- **Problem details**
Report how many lines of the records below include the word "this". Give nothing but the number.

- **Data supplied**
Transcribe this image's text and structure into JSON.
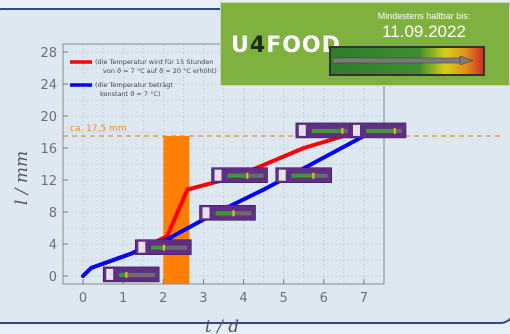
{
  "chart_data": {
    "type": "line",
    "xlabel": "t / d",
    "ylabel": "l / mm",
    "xlim": [
      -0.5,
      7.5
    ],
    "ylim": [
      -1,
      29
    ],
    "xticks": [
      0,
      1,
      2,
      3,
      4,
      5,
      6,
      7
    ],
    "yticks": [
      0,
      4,
      8,
      12,
      16,
      20,
      24,
      28
    ],
    "grid": true,
    "legend_position": "top-left",
    "series": [
      {
        "name": "(die Temperatur wird für 15 Stunden von ϑ = 7 °C auf ϑ = 20 °C erhöht)",
        "color": "#ff0000",
        "x": [
          0,
          0.2,
          1.2,
          2.1,
          2.6,
          3.8,
          5.5,
          6.5
        ],
        "y": [
          0,
          1,
          2.8,
          5,
          10.8,
          12.4,
          16,
          17.5
        ]
      },
      {
        "name": "(die Temperatur beträgt konstant ϑ = 7 °C)",
        "color": "#0000ff",
        "x": [
          0,
          0.2,
          1.2,
          2.1,
          3.2,
          4.5,
          5.7,
          7.0
        ],
        "y": [
          0,
          1,
          2.8,
          4.6,
          7.6,
          10.8,
          14,
          17.5
        ]
      }
    ],
    "annotations": {
      "threshold_label": "ca. 17,5 mm",
      "threshold_value": 17.5,
      "threshold_color": "#f08a1c",
      "highlight_band": {
        "x_start": 2.0,
        "x_end": 2.65,
        "y_end": 17.5,
        "color": "#ff7f00"
      }
    },
    "mini_labels": [
      {
        "x": 1.2,
        "y": 0.2,
        "level": 0.2
      },
      {
        "x": 2.0,
        "y": 3.6,
        "level": 0.35
      },
      {
        "x": 3.6,
        "y": 7.9,
        "level": 0.5
      },
      {
        "x": 3.9,
        "y": 12.6,
        "level": 0.55
      },
      {
        "x": 5.5,
        "y": 12.6,
        "level": 0.6
      },
      {
        "x": 6.0,
        "y": 18.2,
        "level": 0.85
      },
      {
        "x": 7.35,
        "y": 18.2,
        "level": 0.8
      }
    ]
  },
  "banner": {
    "logo_start": "U",
    "logo_four": "4",
    "logo_end": "FOOD",
    "caption": "Mindestens haltbar bis:",
    "date": "11.09.2022"
  }
}
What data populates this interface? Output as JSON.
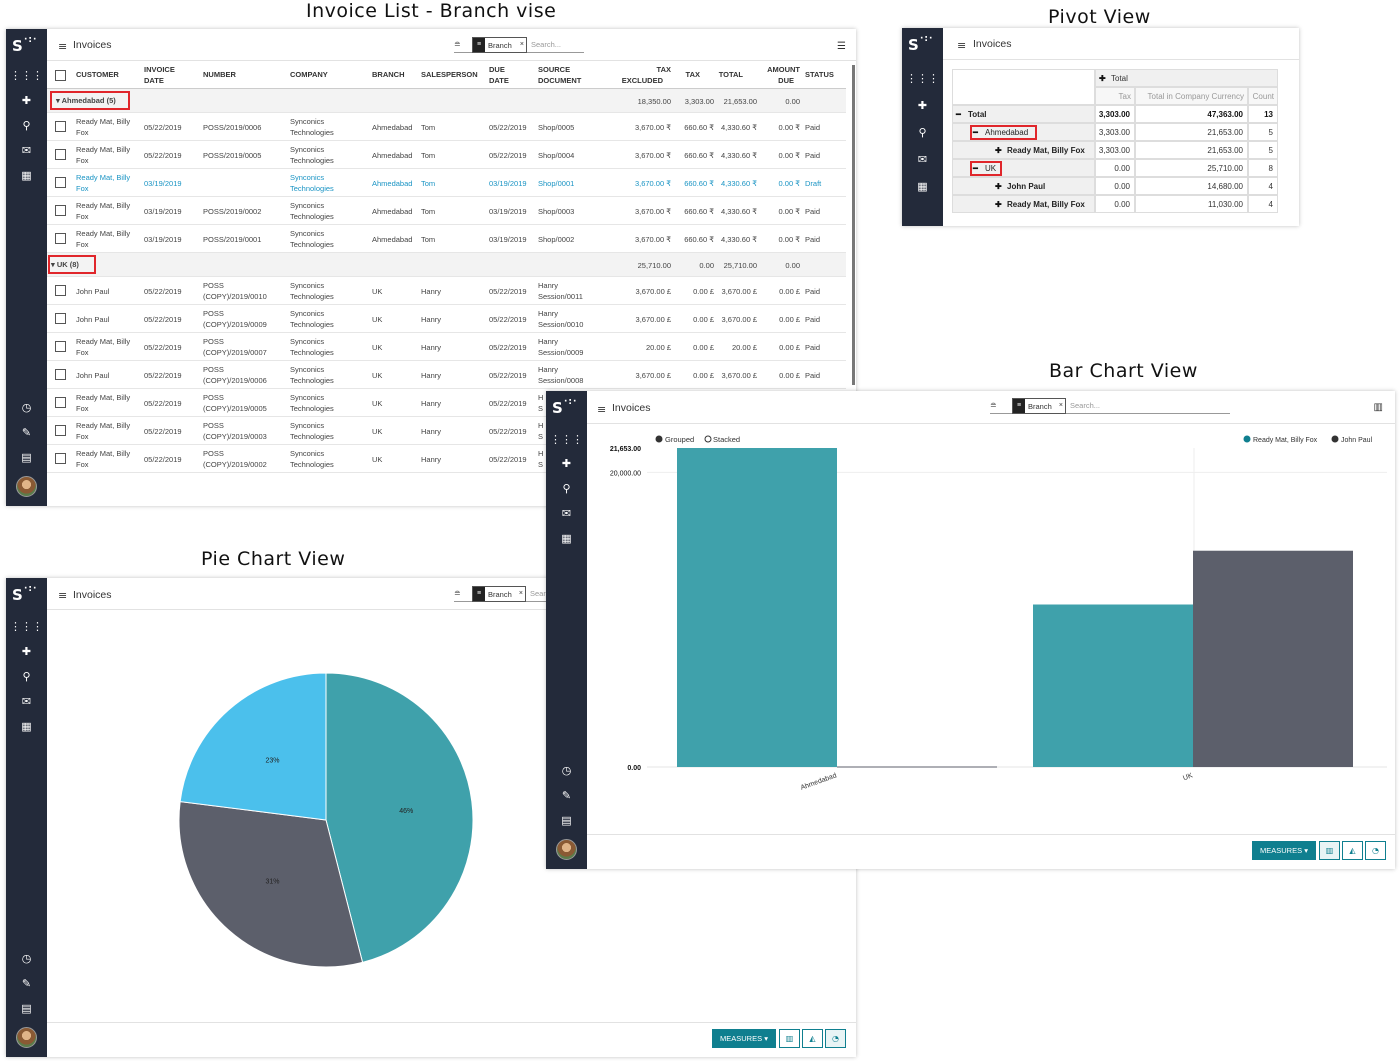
{
  "captions": {
    "list": "Invoice List - Branch vise",
    "pivot": "Pivot View",
    "bar": "Bar Chart View",
    "pie": "Pie Chart View"
  },
  "app": {
    "logo": "S",
    "title": "Invoices",
    "facet_label": "Branch",
    "facet_close": "×",
    "search_placeholder": "Search...",
    "measures_label": "MEASURES ▾"
  },
  "list": {
    "headers": {
      "customer": "CUSTOMER",
      "invoice_date": [
        "INVOICE",
        "DATE"
      ],
      "number": "NUMBER",
      "company": "COMPANY",
      "branch": "BRANCH",
      "salesperson": "SALESPERSON",
      "due_date": [
        "DUE",
        "DATE"
      ],
      "source": [
        "SOURCE",
        "DOCUMENT"
      ],
      "tax_excluded": [
        "TAX",
        "EXCLUDED"
      ],
      "tax": "TAX",
      "total": "TOTAL",
      "amount_due": [
        "AMOUNT",
        "DUE"
      ],
      "status": "STATUS"
    },
    "groups": [
      {
        "label": "▾ Ahmedabad (5)",
        "tax_excluded": "18,350.00",
        "tax": "3,303.00",
        "total": "21,653.00",
        "amount_due": "0.00",
        "rows": [
          {
            "customer": [
              "Ready Mat, Billy",
              "Fox"
            ],
            "date": "05/22/2019",
            "number": [
              "POSS/2019/0006",
              ""
            ],
            "company": [
              "Synconics",
              "Technologies"
            ],
            "branch": "Ahmedabad",
            "salesperson": "Tom",
            "due": "05/22/2019",
            "source": [
              "Shop/0005",
              ""
            ],
            "tax_excluded": "3,670.00 ₹",
            "tax": "660.60 ₹",
            "total": "4,330.60 ₹",
            "amount_due": "0.00 ₹",
            "status": "Paid",
            "draft": false
          },
          {
            "customer": [
              "Ready Mat, Billy",
              "Fox"
            ],
            "date": "05/22/2019",
            "number": [
              "POSS/2019/0005",
              ""
            ],
            "company": [
              "Synconics",
              "Technologies"
            ],
            "branch": "Ahmedabad",
            "salesperson": "Tom",
            "due": "05/22/2019",
            "source": [
              "Shop/0004",
              ""
            ],
            "tax_excluded": "3,670.00 ₹",
            "tax": "660.60 ₹",
            "total": "4,330.60 ₹",
            "amount_due": "0.00 ₹",
            "status": "Paid",
            "draft": false
          },
          {
            "customer": [
              "Ready Mat, Billy",
              "Fox"
            ],
            "date": "03/19/2019",
            "number": [
              "",
              ""
            ],
            "company": [
              "Synconics",
              "Technologies"
            ],
            "branch": "Ahmedabad",
            "salesperson": "Tom",
            "due": "03/19/2019",
            "source": [
              "Shop/0001",
              ""
            ],
            "tax_excluded": "3,670.00 ₹",
            "tax": "660.60 ₹",
            "total": "4,330.60 ₹",
            "amount_due": "0.00 ₹",
            "status": "Draft",
            "draft": true
          },
          {
            "customer": [
              "Ready Mat, Billy",
              "Fox"
            ],
            "date": "03/19/2019",
            "number": [
              "POSS/2019/0002",
              ""
            ],
            "company": [
              "Synconics",
              "Technologies"
            ],
            "branch": "Ahmedabad",
            "salesperson": "Tom",
            "due": "03/19/2019",
            "source": [
              "Shop/0003",
              ""
            ],
            "tax_excluded": "3,670.00 ₹",
            "tax": "660.60 ₹",
            "total": "4,330.60 ₹",
            "amount_due": "0.00 ₹",
            "status": "Paid",
            "draft": false
          },
          {
            "customer": [
              "Ready Mat, Billy",
              "Fox"
            ],
            "date": "03/19/2019",
            "number": [
              "POSS/2019/0001",
              ""
            ],
            "company": [
              "Synconics",
              "Technologies"
            ],
            "branch": "Ahmedabad",
            "salesperson": "Tom",
            "due": "03/19/2019",
            "source": [
              "Shop/0002",
              ""
            ],
            "tax_excluded": "3,670.00 ₹",
            "tax": "660.60 ₹",
            "total": "4,330.60 ₹",
            "amount_due": "0.00 ₹",
            "status": "Paid",
            "draft": false
          }
        ]
      },
      {
        "label": "▾ UK (8)",
        "tax_excluded": "25,710.00",
        "tax": "0.00",
        "total": "25,710.00",
        "amount_due": "0.00",
        "rows": [
          {
            "customer": [
              "John Paul",
              ""
            ],
            "date": "05/22/2019",
            "number": [
              "POSS",
              "(COPY)/2019/0010"
            ],
            "company": [
              "Synconics",
              "Technologies"
            ],
            "branch": "UK",
            "salesperson": "Hanry",
            "due": "05/22/2019",
            "source": [
              "Hanry",
              "Session/0011"
            ],
            "tax_excluded": "3,670.00 £",
            "tax": "0.00 £",
            "total": "3,670.00 £",
            "amount_due": "0.00 £",
            "status": "Paid",
            "draft": false
          },
          {
            "customer": [
              "John Paul",
              ""
            ],
            "date": "05/22/2019",
            "number": [
              "POSS",
              "(COPY)/2019/0009"
            ],
            "company": [
              "Synconics",
              "Technologies"
            ],
            "branch": "UK",
            "salesperson": "Hanry",
            "due": "05/22/2019",
            "source": [
              "Hanry",
              "Session/0010"
            ],
            "tax_excluded": "3,670.00 £",
            "tax": "0.00 £",
            "total": "3,670.00 £",
            "amount_due": "0.00 £",
            "status": "Paid",
            "draft": false
          },
          {
            "customer": [
              "Ready Mat, Billy",
              "Fox"
            ],
            "date": "05/22/2019",
            "number": [
              "POSS",
              "(COPY)/2019/0007"
            ],
            "company": [
              "Synconics",
              "Technologies"
            ],
            "branch": "UK",
            "salesperson": "Hanry",
            "due": "05/22/2019",
            "source": [
              "Hanry",
              "Session/0009"
            ],
            "tax_excluded": "20.00 £",
            "tax": "0.00 £",
            "total": "20.00 £",
            "amount_due": "0.00 £",
            "status": "Paid",
            "draft": false
          },
          {
            "customer": [
              "John Paul",
              ""
            ],
            "date": "05/22/2019",
            "number": [
              "POSS",
              "(COPY)/2019/0006"
            ],
            "company": [
              "Synconics",
              "Technologies"
            ],
            "branch": "UK",
            "salesperson": "Hanry",
            "due": "05/22/2019",
            "source": [
              "Hanry",
              "Session/0008"
            ],
            "tax_excluded": "3,670.00 £",
            "tax": "0.00 £",
            "total": "3,670.00 £",
            "amount_due": "0.00 £",
            "status": "Paid",
            "draft": false
          },
          {
            "customer": [
              "Ready Mat, Billy",
              "Fox"
            ],
            "date": "05/22/2019",
            "number": [
              "POSS",
              "(COPY)/2019/0005"
            ],
            "company": [
              "Synconics",
              "Technologies"
            ],
            "branch": "UK",
            "salesperson": "Hanry",
            "due": "05/22/2019",
            "source": [
              "H",
              "S"
            ],
            "tax_excluded": "",
            "tax": "",
            "total": "",
            "amount_due": "",
            "status": "",
            "draft": false
          },
          {
            "customer": [
              "Ready Mat, Billy",
              "Fox"
            ],
            "date": "05/22/2019",
            "number": [
              "POSS",
              "(COPY)/2019/0003"
            ],
            "company": [
              "Synconics",
              "Technologies"
            ],
            "branch": "UK",
            "salesperson": "Hanry",
            "due": "05/22/2019",
            "source": [
              "H",
              "S"
            ],
            "tax_excluded": "",
            "tax": "",
            "total": "",
            "amount_due": "",
            "status": "",
            "draft": false
          },
          {
            "customer": [
              "Ready Mat, Billy",
              "Fox"
            ],
            "date": "05/22/2019",
            "number": [
              "POSS",
              "(COPY)/2019/0002"
            ],
            "company": [
              "Synconics",
              "Technologies"
            ],
            "branch": "UK",
            "salesperson": "Hanry",
            "due": "05/22/2019",
            "source": [
              "H",
              "S"
            ],
            "tax_excluded": "",
            "tax": "",
            "total": "",
            "amount_due": "",
            "status": "",
            "draft": false
          }
        ]
      }
    ]
  },
  "pivot": {
    "col_total": "Total",
    "measures": [
      "Tax",
      "Total in Company Currency",
      "Count"
    ],
    "rows": [
      {
        "label": "Total",
        "expander": "−",
        "tax": "3,303.00",
        "total_cc": "47,363.00",
        "count": "13",
        "level": 0,
        "boxed": false
      },
      {
        "label": "Ahmedabad",
        "expander": "−",
        "tax": "3,303.00",
        "total_cc": "21,653.00",
        "count": "5",
        "level": 1,
        "boxed": true
      },
      {
        "label": "Ready Mat, Billy Fox",
        "expander": "+",
        "tax": "3,303.00",
        "total_cc": "21,653.00",
        "count": "5",
        "level": 2,
        "boxed": false
      },
      {
        "label": "UK",
        "expander": "−",
        "tax": "0.00",
        "total_cc": "25,710.00",
        "count": "8",
        "level": 1,
        "boxed": true
      },
      {
        "label": "John Paul",
        "expander": "+",
        "tax": "0.00",
        "total_cc": "14,680.00",
        "count": "4",
        "level": 2,
        "boxed": false
      },
      {
        "label": "Ready Mat, Billy Fox",
        "expander": "+",
        "tax": "0.00",
        "total_cc": "11,030.00",
        "count": "4",
        "level": 2,
        "boxed": false
      }
    ]
  },
  "bar": {
    "mode_grouped": "Grouped",
    "mode_stacked": "Stacked"
  },
  "colors": {
    "teal": "#3fa1ab",
    "slate": "#5c5f6b",
    "sky": "#4bc0ec",
    "accent": "#0f7f8f",
    "sidebar": "#232a3a",
    "highlight": "#e0262b"
  },
  "chart_data": [
    {
      "type": "bar",
      "categories": [
        "Ahmedabad",
        "UK"
      ],
      "series": [
        {
          "name": "Ready Mat, Billy Fox",
          "values": [
            21653.0,
            11030.0
          ]
        },
        {
          "name": "John Paul",
          "values": [
            0.0,
            14680.0
          ]
        }
      ],
      "tick_labels": [
        "21,653.00",
        "20,000.00",
        "0.00"
      ],
      "ylim": [
        0,
        21653
      ],
      "legend": "top-right",
      "grid": true
    },
    {
      "type": "pie",
      "slices": [
        {
          "value": 46,
          "label": "46%",
          "color": "#3fa1ab"
        },
        {
          "value": 31,
          "label": "31%",
          "color": "#5c5f6b"
        },
        {
          "value": 23,
          "label": "23%",
          "color": "#4bc0ec"
        }
      ]
    }
  ]
}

- **Reply**
2